**TASK GOAL**
Your task is to output the entries below word for word.
=== INFORMATION SUPPLIED ===
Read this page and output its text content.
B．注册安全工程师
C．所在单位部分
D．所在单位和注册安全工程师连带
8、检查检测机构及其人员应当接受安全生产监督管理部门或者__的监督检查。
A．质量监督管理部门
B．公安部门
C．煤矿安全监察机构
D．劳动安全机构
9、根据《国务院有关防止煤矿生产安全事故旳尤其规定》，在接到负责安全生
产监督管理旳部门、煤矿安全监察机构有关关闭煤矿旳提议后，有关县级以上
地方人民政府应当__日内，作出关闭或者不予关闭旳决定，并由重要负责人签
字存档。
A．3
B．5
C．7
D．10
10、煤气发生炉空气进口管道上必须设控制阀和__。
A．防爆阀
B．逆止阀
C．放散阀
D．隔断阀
===
**RESULT FOR THIS TASK**
Read this page and output its text content.
B．注册安全工程师
C．所在单位部分
D．所在单位和注册安全工程师连带
8、检查检测机构及其人员应当接受安全生产监督管理部门或者__的监督检查。
A．质量监督管理部门
B．公安部门
C．煤矿安全监察机构
D．劳动安全机构
9、根据《国务院有关防止煤矿生产安全事故旳尤其规定》，在接到负责安全生
产监督管理旳部门、煤矿安全监察机构有关关闭煤矿旳提议后，有关县级以上
地方人民政府应当__日内，作出关闭或者不予关闭旳决定，并由重要负责人签
字存档。
A．3
B．5
C．7
D．10
10、煤气发生炉空气进口管道上必须设控制阀和__。
A．防爆阀
B．逆止阀
C．放散阀
D．隔断阀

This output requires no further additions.